> [GIVEN REQUEST]:
Please find all lines in the data that hold the string "能理解诗歌大意" and copy them.
◆ ◆ ◆
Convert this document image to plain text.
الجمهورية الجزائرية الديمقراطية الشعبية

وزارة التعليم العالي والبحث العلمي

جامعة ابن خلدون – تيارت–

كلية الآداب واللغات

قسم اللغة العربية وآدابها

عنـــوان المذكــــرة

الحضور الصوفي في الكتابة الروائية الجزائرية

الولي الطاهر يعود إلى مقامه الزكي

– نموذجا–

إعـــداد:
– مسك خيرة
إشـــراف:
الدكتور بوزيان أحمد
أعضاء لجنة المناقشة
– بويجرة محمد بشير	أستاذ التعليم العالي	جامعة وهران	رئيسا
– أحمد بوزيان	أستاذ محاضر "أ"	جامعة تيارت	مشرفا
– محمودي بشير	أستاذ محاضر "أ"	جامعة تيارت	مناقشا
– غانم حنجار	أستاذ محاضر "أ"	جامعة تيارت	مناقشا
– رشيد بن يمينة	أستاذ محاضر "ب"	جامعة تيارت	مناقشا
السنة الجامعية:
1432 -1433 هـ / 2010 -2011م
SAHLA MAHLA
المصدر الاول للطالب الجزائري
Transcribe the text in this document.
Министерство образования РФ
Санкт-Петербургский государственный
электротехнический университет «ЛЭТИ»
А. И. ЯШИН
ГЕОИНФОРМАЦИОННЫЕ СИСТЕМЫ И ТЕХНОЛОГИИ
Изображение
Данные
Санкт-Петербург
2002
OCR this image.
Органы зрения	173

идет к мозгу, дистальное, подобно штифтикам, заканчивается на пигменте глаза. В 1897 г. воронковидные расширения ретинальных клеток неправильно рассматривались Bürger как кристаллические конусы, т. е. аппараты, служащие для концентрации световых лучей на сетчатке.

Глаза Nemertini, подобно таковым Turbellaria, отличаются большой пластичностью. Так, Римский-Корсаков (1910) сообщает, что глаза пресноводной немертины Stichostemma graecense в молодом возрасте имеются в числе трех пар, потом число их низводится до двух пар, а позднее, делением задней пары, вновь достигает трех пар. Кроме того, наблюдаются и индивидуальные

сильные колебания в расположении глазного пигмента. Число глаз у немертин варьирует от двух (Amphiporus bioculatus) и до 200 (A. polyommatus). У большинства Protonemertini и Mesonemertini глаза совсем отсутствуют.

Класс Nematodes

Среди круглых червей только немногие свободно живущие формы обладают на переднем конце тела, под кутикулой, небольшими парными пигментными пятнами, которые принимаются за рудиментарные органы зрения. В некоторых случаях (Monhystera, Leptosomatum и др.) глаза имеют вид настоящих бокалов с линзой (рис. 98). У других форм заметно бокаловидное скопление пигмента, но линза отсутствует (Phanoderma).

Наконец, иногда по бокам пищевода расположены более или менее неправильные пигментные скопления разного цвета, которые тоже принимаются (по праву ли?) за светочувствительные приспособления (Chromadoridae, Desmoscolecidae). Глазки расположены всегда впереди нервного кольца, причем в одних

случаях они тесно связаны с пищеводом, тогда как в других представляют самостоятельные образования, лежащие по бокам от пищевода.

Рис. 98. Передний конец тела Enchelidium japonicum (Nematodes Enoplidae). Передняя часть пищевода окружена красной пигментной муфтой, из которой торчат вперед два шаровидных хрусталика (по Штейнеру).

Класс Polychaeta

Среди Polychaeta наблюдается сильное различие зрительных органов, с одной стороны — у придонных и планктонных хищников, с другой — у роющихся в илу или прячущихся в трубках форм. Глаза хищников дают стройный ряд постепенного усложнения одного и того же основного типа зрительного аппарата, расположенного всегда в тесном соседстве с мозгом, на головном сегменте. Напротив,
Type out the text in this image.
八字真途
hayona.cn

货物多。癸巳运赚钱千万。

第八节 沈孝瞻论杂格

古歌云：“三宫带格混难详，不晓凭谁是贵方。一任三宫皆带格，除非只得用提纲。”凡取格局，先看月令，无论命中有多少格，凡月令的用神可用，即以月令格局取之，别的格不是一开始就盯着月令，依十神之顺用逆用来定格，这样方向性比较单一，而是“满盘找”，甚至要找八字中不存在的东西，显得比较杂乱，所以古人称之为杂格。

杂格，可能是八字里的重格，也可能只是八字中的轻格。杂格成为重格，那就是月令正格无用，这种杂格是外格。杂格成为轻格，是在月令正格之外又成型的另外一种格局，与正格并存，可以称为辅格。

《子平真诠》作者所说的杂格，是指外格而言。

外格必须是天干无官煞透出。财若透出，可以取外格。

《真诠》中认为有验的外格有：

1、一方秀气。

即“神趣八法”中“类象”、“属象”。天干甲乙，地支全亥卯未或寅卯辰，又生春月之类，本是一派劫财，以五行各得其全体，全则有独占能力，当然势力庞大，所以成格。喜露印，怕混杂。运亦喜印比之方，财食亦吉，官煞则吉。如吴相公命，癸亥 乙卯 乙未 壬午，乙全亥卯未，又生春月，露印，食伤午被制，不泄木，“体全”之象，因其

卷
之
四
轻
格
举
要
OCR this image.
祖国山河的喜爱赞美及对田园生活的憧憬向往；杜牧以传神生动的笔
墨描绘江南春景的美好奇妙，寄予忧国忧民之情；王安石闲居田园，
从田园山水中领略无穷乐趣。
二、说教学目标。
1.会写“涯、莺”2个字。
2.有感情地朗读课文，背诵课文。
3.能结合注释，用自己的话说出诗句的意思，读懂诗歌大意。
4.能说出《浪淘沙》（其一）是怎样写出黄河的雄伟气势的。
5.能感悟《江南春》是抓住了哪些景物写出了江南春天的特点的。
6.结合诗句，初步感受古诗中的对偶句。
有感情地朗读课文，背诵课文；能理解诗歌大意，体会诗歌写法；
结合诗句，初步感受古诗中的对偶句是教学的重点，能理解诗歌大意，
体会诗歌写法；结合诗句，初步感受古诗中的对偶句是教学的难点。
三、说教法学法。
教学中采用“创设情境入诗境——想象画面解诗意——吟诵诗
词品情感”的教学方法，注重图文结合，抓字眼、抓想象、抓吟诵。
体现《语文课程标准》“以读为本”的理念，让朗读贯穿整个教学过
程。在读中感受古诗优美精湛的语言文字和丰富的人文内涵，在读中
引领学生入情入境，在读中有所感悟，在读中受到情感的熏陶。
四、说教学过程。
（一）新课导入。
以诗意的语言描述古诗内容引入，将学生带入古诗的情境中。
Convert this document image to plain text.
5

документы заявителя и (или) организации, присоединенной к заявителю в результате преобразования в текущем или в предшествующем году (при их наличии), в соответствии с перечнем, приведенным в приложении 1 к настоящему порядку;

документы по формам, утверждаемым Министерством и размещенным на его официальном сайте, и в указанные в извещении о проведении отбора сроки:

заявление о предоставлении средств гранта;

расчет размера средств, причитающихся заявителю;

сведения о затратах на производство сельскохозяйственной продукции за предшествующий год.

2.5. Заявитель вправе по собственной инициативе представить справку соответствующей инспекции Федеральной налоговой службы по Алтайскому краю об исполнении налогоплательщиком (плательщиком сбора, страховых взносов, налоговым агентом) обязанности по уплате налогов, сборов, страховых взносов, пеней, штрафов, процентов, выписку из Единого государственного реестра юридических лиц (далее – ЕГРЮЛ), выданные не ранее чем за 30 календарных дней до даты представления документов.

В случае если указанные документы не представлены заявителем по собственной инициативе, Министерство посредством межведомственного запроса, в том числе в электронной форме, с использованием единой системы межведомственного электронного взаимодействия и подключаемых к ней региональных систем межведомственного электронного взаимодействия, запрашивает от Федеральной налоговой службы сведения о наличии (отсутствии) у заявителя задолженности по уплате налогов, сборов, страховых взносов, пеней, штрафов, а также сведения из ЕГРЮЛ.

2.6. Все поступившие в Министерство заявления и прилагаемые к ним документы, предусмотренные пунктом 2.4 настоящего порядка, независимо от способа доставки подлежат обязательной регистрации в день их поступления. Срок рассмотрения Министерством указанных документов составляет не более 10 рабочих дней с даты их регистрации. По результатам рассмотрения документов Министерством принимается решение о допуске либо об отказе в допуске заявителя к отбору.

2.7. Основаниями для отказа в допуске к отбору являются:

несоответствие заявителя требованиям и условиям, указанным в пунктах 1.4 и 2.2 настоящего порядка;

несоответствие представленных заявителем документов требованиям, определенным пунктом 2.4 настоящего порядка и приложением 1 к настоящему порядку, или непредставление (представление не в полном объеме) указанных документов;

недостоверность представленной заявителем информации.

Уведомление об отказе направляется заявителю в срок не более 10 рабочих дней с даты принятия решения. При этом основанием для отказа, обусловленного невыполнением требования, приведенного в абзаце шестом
◆ ◆ ◆
> [EXERCISE RESULT]:
有感情地朗读课文，背诵课文；能理解诗歌大意，体会诗歌写法；
结合诗句，初步感受古诗中的对偶句是教学的重点，能理解诗歌大意，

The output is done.